WHAT YOU ARE ASKED TO DO:
Copy every line of the entries below without changing anything, but leave out the picture lines.

Labeled box records:
START
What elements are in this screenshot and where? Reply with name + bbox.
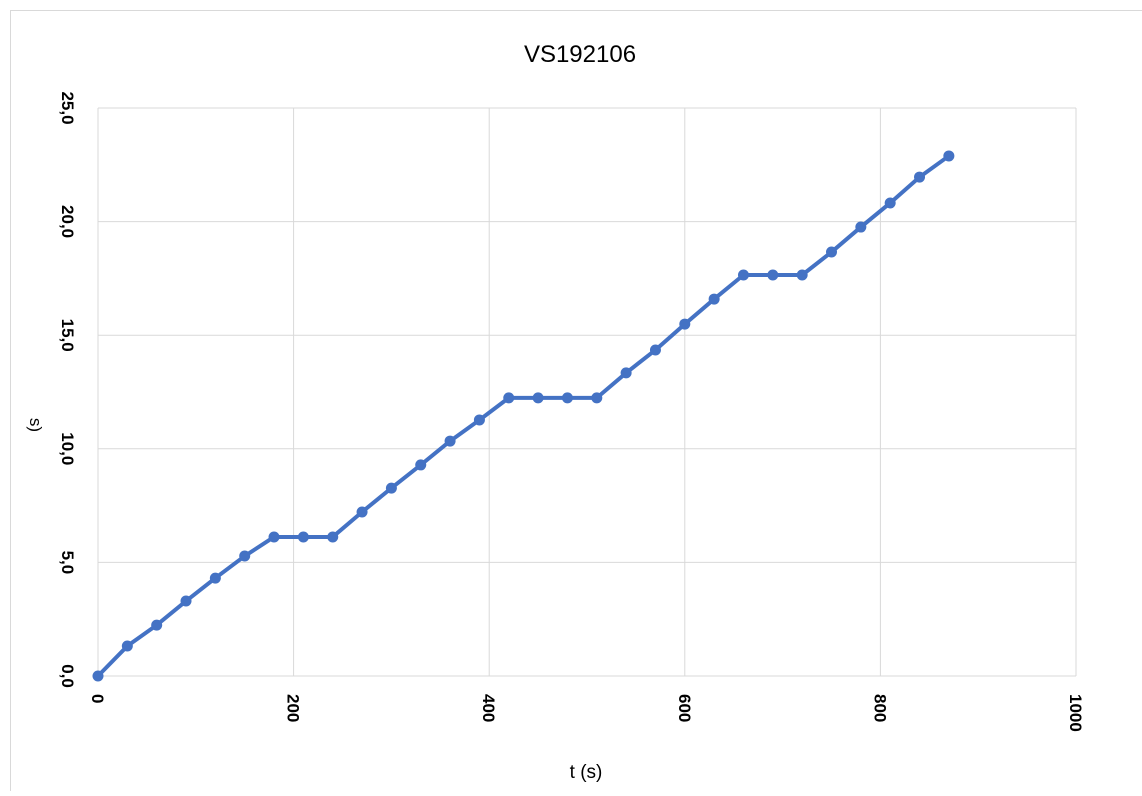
data-point <box>738 269 749 280</box>
data-point <box>797 269 808 280</box>
data-point <box>210 573 221 584</box>
data-point <box>298 531 309 542</box>
data-point <box>503 392 514 403</box>
data-point <box>679 319 690 330</box>
chart-frame <box>11 11 1142 792</box>
x-tick-label: 800 <box>870 694 889 722</box>
data-point <box>239 551 250 562</box>
y-axis-label: s) <box>26 418 45 432</box>
data-point <box>885 197 896 208</box>
data-point <box>415 459 426 470</box>
data-point <box>445 436 456 447</box>
x-tick-label: 1000 <box>1066 694 1085 732</box>
data-point <box>122 641 133 652</box>
data-point <box>943 150 954 161</box>
data-point <box>650 344 661 355</box>
data-point <box>93 671 104 682</box>
y-tick-label: 20,0 <box>58 205 77 238</box>
data-point <box>621 367 632 378</box>
y-tick-label: 15,0 <box>58 319 77 352</box>
data-point <box>357 506 368 517</box>
x-tick-label: 0 <box>88 694 107 703</box>
data-point <box>151 620 162 631</box>
data-point <box>591 392 602 403</box>
data-point <box>562 392 573 403</box>
data-point <box>327 531 338 542</box>
x-tick-label: 600 <box>675 694 694 722</box>
x-axis-label: t (s) <box>570 762 603 783</box>
y-tick-label: 5,0 <box>58 551 77 575</box>
y-tick-label: 25,0 <box>58 91 77 124</box>
y-tick-label: 0,0 <box>58 664 77 688</box>
chart-title: VS192106 <box>524 41 636 68</box>
data-point <box>533 392 544 403</box>
data-point <box>709 294 720 305</box>
data-point <box>386 483 397 494</box>
data-point <box>767 269 778 280</box>
data-point <box>826 247 837 258</box>
data-point <box>914 172 925 183</box>
x-tick-label: 400 <box>479 694 498 722</box>
data-point <box>474 414 485 425</box>
y-tick-label: 10,0 <box>58 432 77 465</box>
data-point <box>855 222 866 233</box>
data-point <box>269 531 280 542</box>
x-tick-label: 200 <box>284 694 303 722</box>
data-point <box>181 596 192 607</box>
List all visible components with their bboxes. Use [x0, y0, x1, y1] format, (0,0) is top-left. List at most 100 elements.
END
THE RESULT:
What elements are in this screenshot and where? Reply with name + bbox.
data-point <box>738 269 749 280</box>
data-point <box>797 269 808 280</box>
data-point <box>210 573 221 584</box>
data-point <box>298 531 309 542</box>
data-point <box>503 392 514 403</box>
data-point <box>679 319 690 330</box>
chart-frame <box>11 11 1142 792</box>
x-tick-label: 800 <box>870 694 889 722</box>
data-point <box>239 551 250 562</box>
y-axis-label: s) <box>26 418 45 432</box>
data-point <box>885 197 896 208</box>
data-point <box>415 459 426 470</box>
data-point <box>445 436 456 447</box>
x-tick-label: 1000 <box>1066 694 1085 732</box>
data-point <box>122 641 133 652</box>
data-point <box>943 150 954 161</box>
data-point <box>650 344 661 355</box>
data-point <box>93 671 104 682</box>
y-tick-label: 20,0 <box>58 205 77 238</box>
data-point <box>621 367 632 378</box>
y-tick-label: 15,0 <box>58 319 77 352</box>
data-point <box>357 506 368 517</box>
x-tick-label: 0 <box>88 694 107 703</box>
data-point <box>151 620 162 631</box>
data-point <box>591 392 602 403</box>
data-point <box>562 392 573 403</box>
data-point <box>327 531 338 542</box>
x-tick-label: 600 <box>675 694 694 722</box>
x-axis-label: t (s) <box>570 762 603 783</box>
y-tick-label: 5,0 <box>58 551 77 575</box>
y-tick-label: 25,0 <box>58 91 77 124</box>
y-tick-label: 0,0 <box>58 664 77 688</box>
chart-title: VS192106 <box>524 41 636 68</box>
data-point <box>533 392 544 403</box>
data-point <box>709 294 720 305</box>
data-point <box>386 483 397 494</box>
data-point <box>767 269 778 280</box>
data-point <box>826 247 837 258</box>
data-point <box>914 172 925 183</box>
x-tick-label: 400 <box>479 694 498 722</box>
data-point <box>474 414 485 425</box>
y-tick-label: 10,0 <box>58 432 77 465</box>
data-point <box>855 222 866 233</box>
data-point <box>269 531 280 542</box>
x-tick-label: 200 <box>284 694 303 722</box>
data-point <box>181 596 192 607</box>
List all visible components with their bboxes. Use [x0, y0, x1, y1] format, (0,0) is top-left. List at most 100 elements.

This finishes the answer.